WHAT YOU NEED TO DO:
Repeat the material exactly, leaving nothing out.

Saved data entries
..........

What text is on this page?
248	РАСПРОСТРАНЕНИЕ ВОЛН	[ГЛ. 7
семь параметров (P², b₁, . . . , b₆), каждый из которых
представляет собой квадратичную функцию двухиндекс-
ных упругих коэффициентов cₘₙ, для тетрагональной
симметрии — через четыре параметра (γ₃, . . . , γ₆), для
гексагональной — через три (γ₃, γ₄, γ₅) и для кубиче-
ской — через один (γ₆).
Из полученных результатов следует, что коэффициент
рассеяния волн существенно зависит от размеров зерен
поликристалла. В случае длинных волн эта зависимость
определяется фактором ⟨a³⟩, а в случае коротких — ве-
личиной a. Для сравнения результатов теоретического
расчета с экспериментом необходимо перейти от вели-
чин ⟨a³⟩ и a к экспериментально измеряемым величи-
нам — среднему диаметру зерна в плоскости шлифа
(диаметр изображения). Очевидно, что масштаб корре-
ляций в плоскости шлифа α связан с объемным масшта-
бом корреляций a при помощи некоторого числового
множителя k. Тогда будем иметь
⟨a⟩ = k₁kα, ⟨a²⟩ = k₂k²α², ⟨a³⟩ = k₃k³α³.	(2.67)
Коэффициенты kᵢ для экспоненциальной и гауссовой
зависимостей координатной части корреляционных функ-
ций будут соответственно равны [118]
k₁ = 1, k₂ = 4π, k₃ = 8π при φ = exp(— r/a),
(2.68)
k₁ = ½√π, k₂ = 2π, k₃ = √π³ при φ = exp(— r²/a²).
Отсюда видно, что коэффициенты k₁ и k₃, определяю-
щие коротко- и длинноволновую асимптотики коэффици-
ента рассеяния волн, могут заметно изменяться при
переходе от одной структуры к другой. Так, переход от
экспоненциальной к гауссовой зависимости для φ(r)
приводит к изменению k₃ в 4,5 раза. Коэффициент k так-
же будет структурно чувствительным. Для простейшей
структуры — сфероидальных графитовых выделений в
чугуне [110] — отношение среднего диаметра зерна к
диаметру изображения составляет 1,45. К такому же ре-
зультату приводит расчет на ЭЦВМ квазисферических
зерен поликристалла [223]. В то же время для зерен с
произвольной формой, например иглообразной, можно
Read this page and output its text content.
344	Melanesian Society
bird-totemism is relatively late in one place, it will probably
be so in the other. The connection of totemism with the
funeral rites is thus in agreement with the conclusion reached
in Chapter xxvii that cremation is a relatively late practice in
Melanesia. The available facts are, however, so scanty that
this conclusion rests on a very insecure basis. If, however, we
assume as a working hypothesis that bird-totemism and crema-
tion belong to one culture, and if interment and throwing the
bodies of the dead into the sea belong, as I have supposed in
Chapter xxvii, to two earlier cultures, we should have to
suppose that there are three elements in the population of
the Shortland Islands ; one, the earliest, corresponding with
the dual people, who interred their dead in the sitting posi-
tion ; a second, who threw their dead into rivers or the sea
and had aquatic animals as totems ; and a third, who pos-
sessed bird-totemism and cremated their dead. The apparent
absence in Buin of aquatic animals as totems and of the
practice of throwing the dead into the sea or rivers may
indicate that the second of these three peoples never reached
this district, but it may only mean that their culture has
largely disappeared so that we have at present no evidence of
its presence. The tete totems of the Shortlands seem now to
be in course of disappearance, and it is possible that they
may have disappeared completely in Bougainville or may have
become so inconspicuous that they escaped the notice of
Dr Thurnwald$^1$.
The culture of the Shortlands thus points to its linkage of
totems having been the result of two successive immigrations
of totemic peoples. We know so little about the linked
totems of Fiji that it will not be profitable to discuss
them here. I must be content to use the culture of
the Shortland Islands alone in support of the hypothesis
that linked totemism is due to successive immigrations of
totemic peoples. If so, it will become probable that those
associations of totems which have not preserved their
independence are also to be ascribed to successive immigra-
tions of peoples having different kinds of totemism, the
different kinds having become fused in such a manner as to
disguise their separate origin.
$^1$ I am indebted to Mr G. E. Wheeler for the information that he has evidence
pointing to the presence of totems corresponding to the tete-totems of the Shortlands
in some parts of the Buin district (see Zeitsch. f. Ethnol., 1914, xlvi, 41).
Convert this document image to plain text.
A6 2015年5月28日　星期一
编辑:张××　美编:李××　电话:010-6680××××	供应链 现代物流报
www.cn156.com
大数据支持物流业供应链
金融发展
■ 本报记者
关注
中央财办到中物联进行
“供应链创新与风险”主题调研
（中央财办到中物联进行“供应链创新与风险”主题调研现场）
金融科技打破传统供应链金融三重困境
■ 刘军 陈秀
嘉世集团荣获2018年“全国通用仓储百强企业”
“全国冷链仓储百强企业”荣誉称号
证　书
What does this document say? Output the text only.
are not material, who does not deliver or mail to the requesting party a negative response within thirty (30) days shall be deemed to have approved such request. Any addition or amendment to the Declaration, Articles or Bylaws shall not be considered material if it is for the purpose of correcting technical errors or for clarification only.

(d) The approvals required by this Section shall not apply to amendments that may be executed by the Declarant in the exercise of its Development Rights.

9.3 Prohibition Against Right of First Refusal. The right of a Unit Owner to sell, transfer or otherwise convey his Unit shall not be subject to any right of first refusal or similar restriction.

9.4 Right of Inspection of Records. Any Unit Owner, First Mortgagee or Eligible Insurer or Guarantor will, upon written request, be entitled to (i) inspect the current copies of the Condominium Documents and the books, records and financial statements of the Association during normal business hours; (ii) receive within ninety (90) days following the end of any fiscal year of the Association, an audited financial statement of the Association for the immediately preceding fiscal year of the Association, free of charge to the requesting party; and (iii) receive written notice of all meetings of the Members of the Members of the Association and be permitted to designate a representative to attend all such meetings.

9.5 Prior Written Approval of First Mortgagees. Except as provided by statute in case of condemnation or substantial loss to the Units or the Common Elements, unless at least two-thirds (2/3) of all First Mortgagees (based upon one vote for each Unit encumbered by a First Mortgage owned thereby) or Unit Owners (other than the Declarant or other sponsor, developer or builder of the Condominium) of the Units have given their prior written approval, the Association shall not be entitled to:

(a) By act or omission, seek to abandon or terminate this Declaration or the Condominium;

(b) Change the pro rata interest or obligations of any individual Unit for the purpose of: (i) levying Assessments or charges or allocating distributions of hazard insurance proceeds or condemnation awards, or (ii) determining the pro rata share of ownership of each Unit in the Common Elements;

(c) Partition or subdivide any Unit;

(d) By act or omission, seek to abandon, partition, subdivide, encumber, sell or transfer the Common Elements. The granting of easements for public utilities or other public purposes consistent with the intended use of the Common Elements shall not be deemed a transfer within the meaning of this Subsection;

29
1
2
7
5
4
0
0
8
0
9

..........

COMPLETED EXERCISE:
What text is on this page?
248	РАСПРОСТРАНЕНИЕ ВОЛН	[ГЛ. 7
семь параметров (P², b₁, . . . , b₆), каждый из которых
представляет собой квадратичную функцию двухиндекс-
ных упругих коэффициентов cₘₙ, для тетрагональной
симметрии — через четыре параметра (γ₃, . . . , γ₆), для
гексагональной — через три (γ₃, γ₄, γ₅) и для кубиче-
ской — через один (γ₆).
Из полученных результатов следует, что коэффициент
рассеяния волн существенно зависит от размеров зерен
поликристалла. В случае длинных волн эта зависимость
определяется фактором ⟨a³⟩, а в случае коротких — ве-
личиной a. Для сравнения результатов теоретического
расчета с экспериментом необходимо перейти от вели-
чин ⟨a³⟩ и a к экспериментально измеряемым величи-
нам — среднему диаметру зерна в плоскости шлифа
(диаметр изображения). Очевидно, что масштаб корре-
ляций в плоскости шлифа α связан с объемным масшта-
бом корреляций a при помощи некоторого числового
множителя k. Тогда будем иметь
⟨a⟩ = k₁kα, ⟨a²⟩ = k₂k²α², ⟨a³⟩ = k₃k³α³.	(2.67)
Коэффициенты kᵢ для экспоненциальной и гауссовой
зависимостей координатной части корреляционных функ-
ций будут соответственно равны [118]
k₁ = 1, k₂ = 4π, k₃ = 8π при φ = exp(— r/a),
(2.68)
k₁ = ½√π, k₂ = 2π, k₃ = √π³ при φ = exp(— r²/a²).
Отсюда видно, что коэффициенты k₁ и k₃, определяю-
щие коротко- и длинноволновую асимптотики коэффици-
ента рассеяния волн, могут заметно изменяться при
переходе от одной структуры к другой. Так, переход от
экспоненциальной к гауссовой зависимости для φ(r)
приводит к изменению k₃ в 4,5 раза. Коэффициент k так-
же будет структурно чувствительным. Для простейшей
структуры — сфероидальных графитовых выделений в
чугуне [110] — отношение среднего диаметра зерна к
диаметру изображения составляет 1,45. К такому же ре-
зультату приводит расчет на ЭЦВМ квазисферических
зерен поликристалла [223]. В то же время для зерен с
произвольной формой, например иглообразной, можно
Read this page and output its text content.
344	Melanesian Society
bird-totemism is relatively late in one place, it will probably
be so in the other. The connection of totemism with the
funeral rites is thus in agreement with the conclusion reached
in Chapter xxvii that cremation is a relatively late practice in
Melanesia. The available facts are, however, so scanty that
this conclusion rests on a very insecure basis. If, however, we
assume as a working hypothesis that bird-totemism and crema-
tion belong to one culture, and if interment and throwing the
bodies of the dead into the sea belong, as I have supposed in
Chapter xxvii, to two earlier cultures, we should have to
suppose that there are three elements in the population of
the Shortland Islands ; one, the earliest, corresponding with
the dual people, who interred their dead in the sitting posi-
tion ; a second, who threw their dead into rivers or the sea
and had aquatic animals as totems ; and a third, who pos-
sessed bird-totemism and cremated their dead. The apparent
absence in Buin of aquatic animals as totems and of the
practice of throwing the dead into the sea or rivers may
indicate that the second of these three peoples never reached
this district, but it may only mean that their culture has
largely disappeared so that we have at present no evidence of
its presence. The tete totems of the Shortlands seem now to
be in course of disappearance, and it is possible that they
may have disappeared completely in Bougainville or may have
become so inconspicuous that they escaped the notice of
Dr Thurnwald$^1$.
The culture of the Shortlands thus points to its linkage of
totems having been the result of two successive immigrations
of totemic peoples. We know so little about the linked
totems of Fiji that it will not be profitable to discuss
them here. I must be content to use the culture of
the Shortland Islands alone in support of the hypothesis
that linked totemism is due to successive immigrations of
totemic peoples. If so, it will become probable that those
associations of totems which have not preserved their
independence are also to be ascribed to successive immigra-
tions of peoples having different kinds of totemism, the
different kinds having become fused in such a manner as to
disguise their separate origin.
$^1$ I am indebted to Mr G. E. Wheeler for the information that he has evidence
pointing to the presence of totems corresponding to the tete-totems of the Shortlands
in some parts of the Buin district (see Zeitsch. f. Ethnol., 1914, xlvi, 41).
Convert this document image to plain text.
A6 2015年5月28日　星期一
编辑:张××　美编:李××　电话:010-6680××××	供应链 现代物流报
www.cn156.com
大数据支持物流业供应链
金融发展
■ 本报记者
关注
中央财办到中物联进行
“供应链创新与风险”主题调研
（中央财办到中物联进行“供应链创新与风险”主题调研现场）
金融科技打破传统供应链金融三重困境
■ 刘军 陈秀
嘉世集团荣获2018年“全国通用仓储百强企业”
“全国冷链仓储百强企业”荣誉称号
证　书
What does this document say? Output the text only.
are not material, who does not deliver or mail to the requesting party a negative response within thirty (30) days shall be deemed to have approved such request. Any addition or amendment to the Declaration, Articles or Bylaws shall not be considered material if it is for the purpose of correcting technical errors or for clarification only.

(d) The approvals required by this Section shall not apply to amendments that may be executed by the Declarant in the exercise of its Development Rights.

9.3 Prohibition Against Right of First Refusal. The right of a Unit Owner to sell, transfer or otherwise convey his Unit shall not be subject to any right of first refusal or similar restriction.

9.4 Right of Inspection of Records. Any Unit Owner, First Mortgagee or Eligible Insurer or Guarantor will, upon written request, be entitled to (i) inspect the current copies of the Condominium Documents and the books, records and financial statements of the Association during normal business hours; (ii) receive within ninety (90) days following the end of any fiscal year of the Association, an audited financial statement of the Association for the immediately preceding fiscal year of the Association, free of charge to the requesting party; and (iii) receive written notice of all meetings of the Members of the Members of the Association and be permitted to designate a representative to attend all such meetings.

9.5 Prior Written Approval of First Mortgagees. Except as provided by statute in case of condemnation or substantial loss to the Units or the Common Elements, unless at least two-thirds (2/3) of all First Mortgagees (based upon one vote for each Unit encumbered by a First Mortgage owned thereby) or Unit Owners (other than the Declarant or other sponsor, developer or builder of the Condominium) of the Units have given their prior written approval, the Association shall not be entitled to:

(a) By act or omission, seek to abandon or terminate this Declaration or the Condominium;

(b) Change the pro rata interest or obligations of any individual Unit for the purpose of: (i) levying Assessments or charges or allocating distributions of hazard insurance proceeds or condemnation awards, or (ii) determining the pro rata share of ownership of each Unit in the Common Elements;

(c) Partition or subdivide any Unit;

(d) By act or omission, seek to abandon, partition, subdivide, encumber, sell or transfer the Common Elements. The granting of easements for public utilities or other public purposes consistent with the intended use of the Common Elements shall not be deemed a transfer within the meaning of this Subsection;

29
1
2
7
5
4
0
0
8
0
9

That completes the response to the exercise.